Records provided:
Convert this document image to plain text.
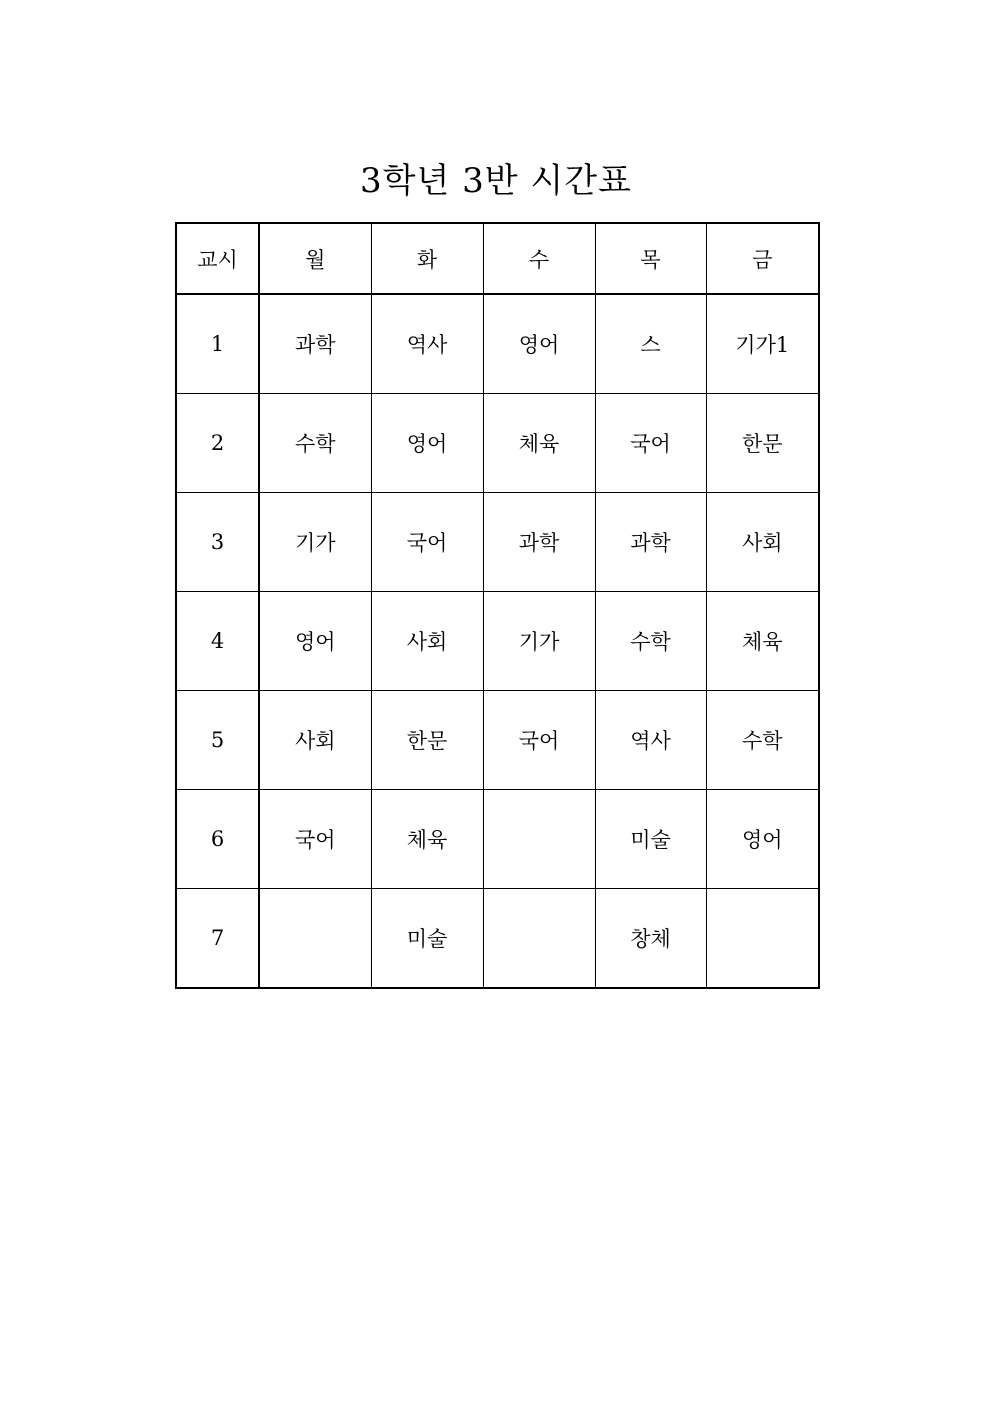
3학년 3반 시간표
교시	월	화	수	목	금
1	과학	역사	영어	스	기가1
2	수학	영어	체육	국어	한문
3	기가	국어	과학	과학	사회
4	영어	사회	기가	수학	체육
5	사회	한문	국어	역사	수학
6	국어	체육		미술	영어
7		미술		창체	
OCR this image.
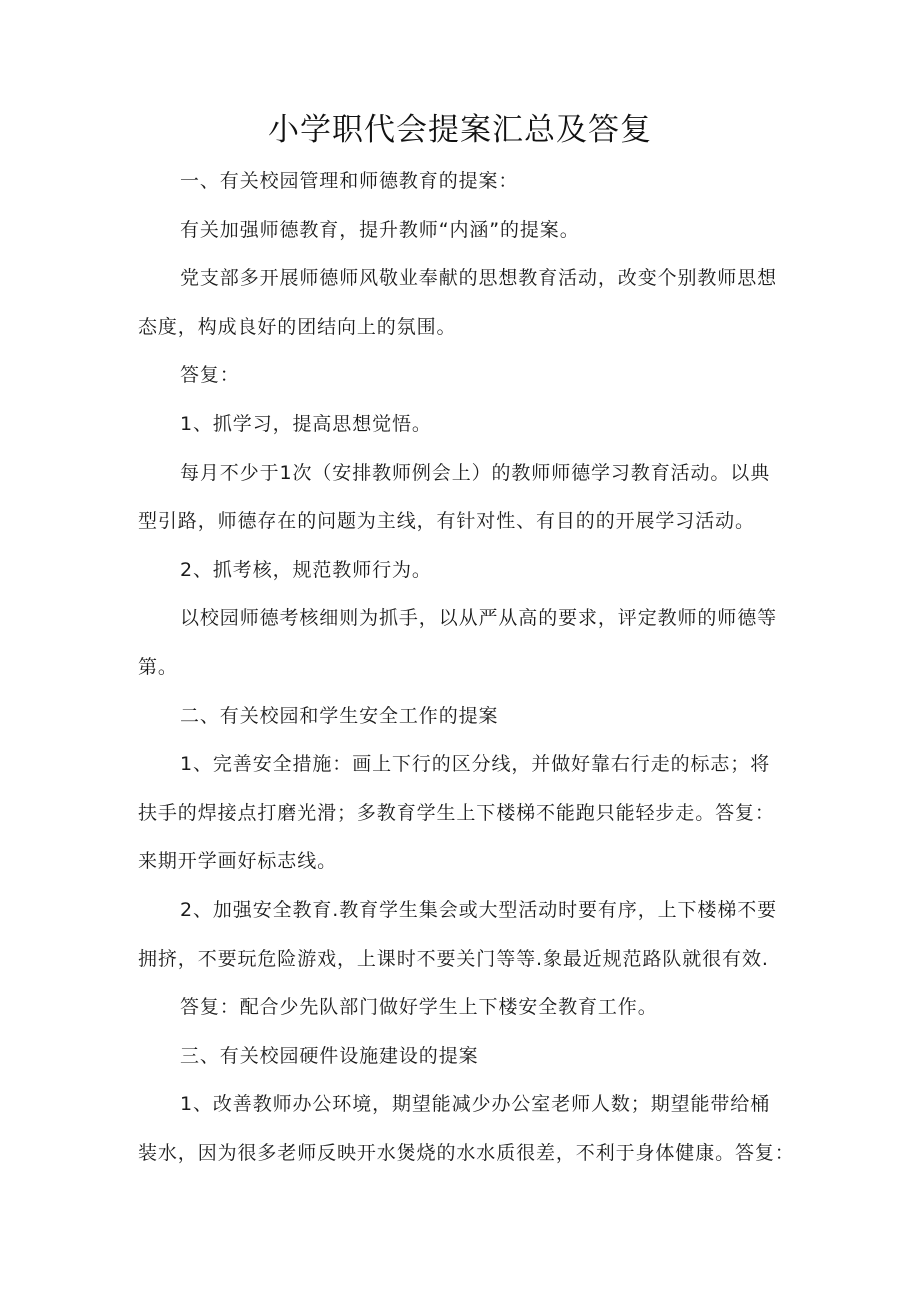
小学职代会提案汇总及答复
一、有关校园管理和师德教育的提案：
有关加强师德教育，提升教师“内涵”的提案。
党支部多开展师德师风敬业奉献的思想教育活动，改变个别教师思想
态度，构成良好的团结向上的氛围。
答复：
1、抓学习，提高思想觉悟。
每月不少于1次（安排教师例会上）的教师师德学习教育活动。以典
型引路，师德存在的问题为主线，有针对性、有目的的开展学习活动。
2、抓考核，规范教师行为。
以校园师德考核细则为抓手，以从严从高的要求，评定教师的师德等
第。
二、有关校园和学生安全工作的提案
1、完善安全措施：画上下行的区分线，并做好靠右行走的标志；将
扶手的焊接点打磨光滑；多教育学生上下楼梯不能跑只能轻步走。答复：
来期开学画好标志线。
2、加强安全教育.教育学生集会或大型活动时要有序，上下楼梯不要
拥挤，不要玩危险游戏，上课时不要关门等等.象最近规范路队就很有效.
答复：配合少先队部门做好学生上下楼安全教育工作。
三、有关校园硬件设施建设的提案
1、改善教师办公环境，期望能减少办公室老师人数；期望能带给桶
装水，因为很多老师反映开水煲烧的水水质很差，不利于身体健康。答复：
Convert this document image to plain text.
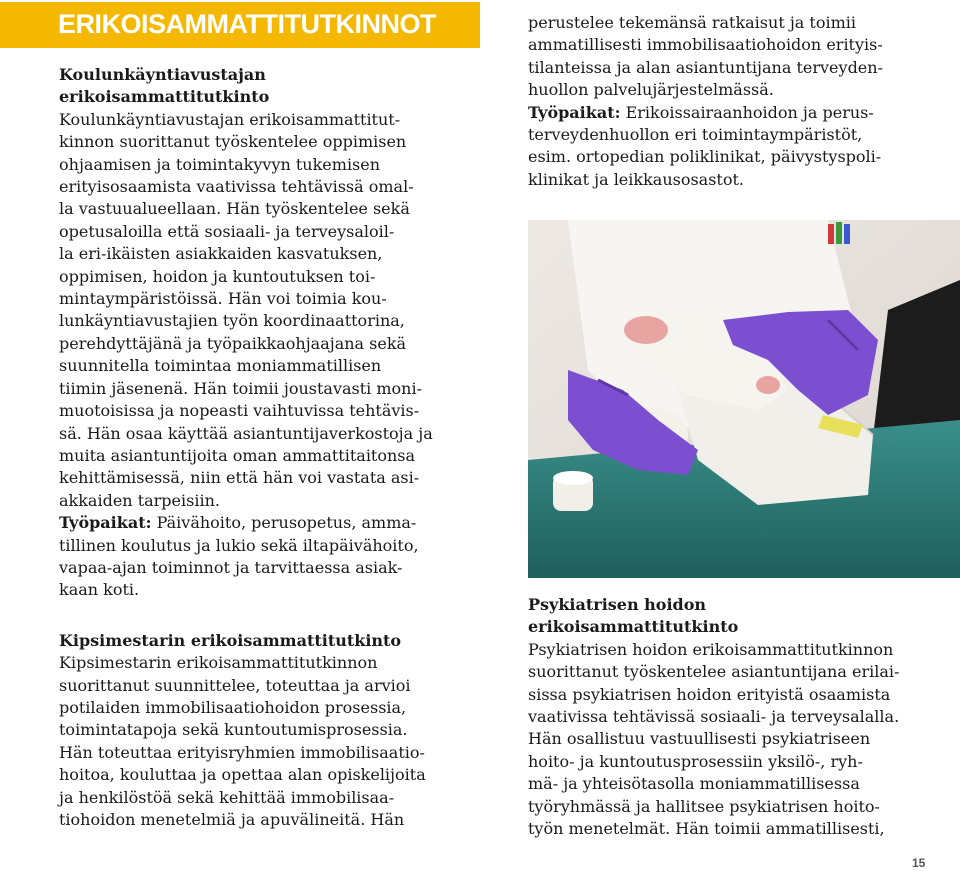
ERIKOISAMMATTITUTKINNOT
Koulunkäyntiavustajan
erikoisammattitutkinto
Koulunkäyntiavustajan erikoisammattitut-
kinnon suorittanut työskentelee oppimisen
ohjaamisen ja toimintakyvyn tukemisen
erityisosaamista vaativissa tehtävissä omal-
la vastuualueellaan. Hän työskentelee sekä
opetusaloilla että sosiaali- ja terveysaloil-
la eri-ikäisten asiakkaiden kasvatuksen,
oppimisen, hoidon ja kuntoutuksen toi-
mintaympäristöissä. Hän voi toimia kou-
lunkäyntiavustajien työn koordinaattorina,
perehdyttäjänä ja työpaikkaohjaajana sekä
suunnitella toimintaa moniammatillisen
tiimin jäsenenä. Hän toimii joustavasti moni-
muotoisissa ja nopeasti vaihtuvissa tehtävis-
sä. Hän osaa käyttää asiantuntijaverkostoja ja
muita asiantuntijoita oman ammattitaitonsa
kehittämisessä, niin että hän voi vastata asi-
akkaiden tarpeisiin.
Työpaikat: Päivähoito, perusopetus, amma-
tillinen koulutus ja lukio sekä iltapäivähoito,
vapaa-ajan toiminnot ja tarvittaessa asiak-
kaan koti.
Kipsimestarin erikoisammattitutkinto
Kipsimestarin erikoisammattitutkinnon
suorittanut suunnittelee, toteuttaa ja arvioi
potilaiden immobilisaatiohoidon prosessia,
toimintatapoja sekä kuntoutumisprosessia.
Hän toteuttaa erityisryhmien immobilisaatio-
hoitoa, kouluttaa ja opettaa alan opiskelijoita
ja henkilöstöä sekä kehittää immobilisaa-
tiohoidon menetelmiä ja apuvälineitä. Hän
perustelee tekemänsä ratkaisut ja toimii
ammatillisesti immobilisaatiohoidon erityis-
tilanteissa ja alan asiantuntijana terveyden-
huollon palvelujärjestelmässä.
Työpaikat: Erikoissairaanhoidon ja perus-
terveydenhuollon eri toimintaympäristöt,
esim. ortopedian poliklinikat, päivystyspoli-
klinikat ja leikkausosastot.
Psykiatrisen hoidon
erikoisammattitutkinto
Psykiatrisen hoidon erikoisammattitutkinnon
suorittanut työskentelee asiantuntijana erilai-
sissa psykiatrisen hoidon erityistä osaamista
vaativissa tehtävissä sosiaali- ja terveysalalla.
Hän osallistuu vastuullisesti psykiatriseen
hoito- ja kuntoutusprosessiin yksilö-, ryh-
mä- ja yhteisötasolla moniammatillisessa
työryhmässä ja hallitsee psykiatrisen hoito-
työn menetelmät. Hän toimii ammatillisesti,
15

Required work:
Copy every line above word for word and exclude the pictures.

Solved exercise:
Convert this document image to plain text.
3학년 3반 시간표
교시	월	화	수	목	금
1	과학	역사	영어	스	기가1
2	수학	영어	체육	국어	한문
3	기가	국어	과학	과학	사회
4	영어	사회	기가	수학	체육
5	사회	한문	국어	역사	수학
6	국어	체육		미술	영어
7		미술		창체	
OCR this image.
小学职代会提案汇总及答复
一、有关校园管理和师德教育的提案：
有关加强师德教育，提升教师“内涵”的提案。
党支部多开展师德师风敬业奉献的思想教育活动，改变个别教师思想
态度，构成良好的团结向上的氛围。
答复：
1、抓学习，提高思想觉悟。
每月不少于1次（安排教师例会上）的教师师德学习教育活动。以典
型引路，师德存在的问题为主线，有针对性、有目的的开展学习活动。
2、抓考核，规范教师行为。
以校园师德考核细则为抓手，以从严从高的要求，评定教师的师德等
第。
二、有关校园和学生安全工作的提案
1、完善安全措施：画上下行的区分线，并做好靠右行走的标志；将
扶手的焊接点打磨光滑；多教育学生上下楼梯不能跑只能轻步走。答复：
来期开学画好标志线。
2、加强安全教育.教育学生集会或大型活动时要有序，上下楼梯不要
拥挤，不要玩危险游戏，上课时不要关门等等.象最近规范路队就很有效.
答复：配合少先队部门做好学生上下楼安全教育工作。
三、有关校园硬件设施建设的提案
1、改善教师办公环境，期望能减少办公室老师人数；期望能带给桶
装水，因为很多老师反映开水煲烧的水水质很差，不利于身体健康。答复：
Convert this document image to plain text.
ERIKOISAMMATTITUTKINNOT
Koulunkäyntiavustajan
erikoisammattitutkinto
Koulunkäyntiavustajan erikoisammattitut-
kinnon suorittanut työskentelee oppimisen
ohjaamisen ja toimintakyvyn tukemisen
erityisosaamista vaativissa tehtävissä omal-
la vastuualueellaan. Hän työskentelee sekä
opetusaloilla että sosiaali- ja terveysaloil-
la eri-ikäisten asiakkaiden kasvatuksen,
oppimisen, hoidon ja kuntoutuksen toi-
mintaympäristöissä. Hän voi toimia kou-
lunkäyntiavustajien työn koordinaattorina,
perehdyttäjänä ja työpaikkaohjaajana sekä
suunnitella toimintaa moniammatillisen
tiimin jäsenenä. Hän toimii joustavasti moni-
muotoisissa ja nopeasti vaihtuvissa tehtävis-
sä. Hän osaa käyttää asiantuntijaverkostoja ja
muita asiantuntijoita oman ammattitaitonsa
kehittämisessä, niin että hän voi vastata asi-
akkaiden tarpeisiin.
Työpaikat: Päivähoito, perusopetus, amma-
tillinen koulutus ja lukio sekä iltapäivähoito,
vapaa-ajan toiminnot ja tarvittaessa asiak-
kaan koti.
Kipsimestarin erikoisammattitutkinto
Kipsimestarin erikoisammattitutkinnon
suorittanut suunnittelee, toteuttaa ja arvioi
potilaiden immobilisaatiohoidon prosessia,
toimintatapoja sekä kuntoutumisprosessia.
Hän toteuttaa erityisryhmien immobilisaatio-
hoitoa, kouluttaa ja opettaa alan opiskelijoita
ja henkilöstöä sekä kehittää immobilisaa-
tiohoidon menetelmiä ja apuvälineitä. Hän
perustelee tekemänsä ratkaisut ja toimii
ammatillisesti immobilisaatiohoidon erityis-
tilanteissa ja alan asiantuntijana terveyden-
huollon palvelujärjestelmässä.
Työpaikat: Erikoissairaanhoidon ja perus-
terveydenhuollon eri toimintaympäristöt,
esim. ortopedian poliklinikat, päivystyspoli-
klinikat ja leikkausosastot.
Psykiatrisen hoidon
erikoisammattitutkinto
Psykiatrisen hoidon erikoisammattitutkinnon
suorittanut työskentelee asiantuntijana erilai-
sissa psykiatrisen hoidon erityistä osaamista
vaativissa tehtävissä sosiaali- ja terveysalalla.
Hän osallistuu vastuullisesti psykiatriseen
hoito- ja kuntoutusprosessiin yksilö-, ryh-
mä- ja yhteisötasolla moniammatillisessa
työryhmässä ja hallitsee psykiatrisen hoito-
työn menetelmät. Hän toimii ammatillisesti,
15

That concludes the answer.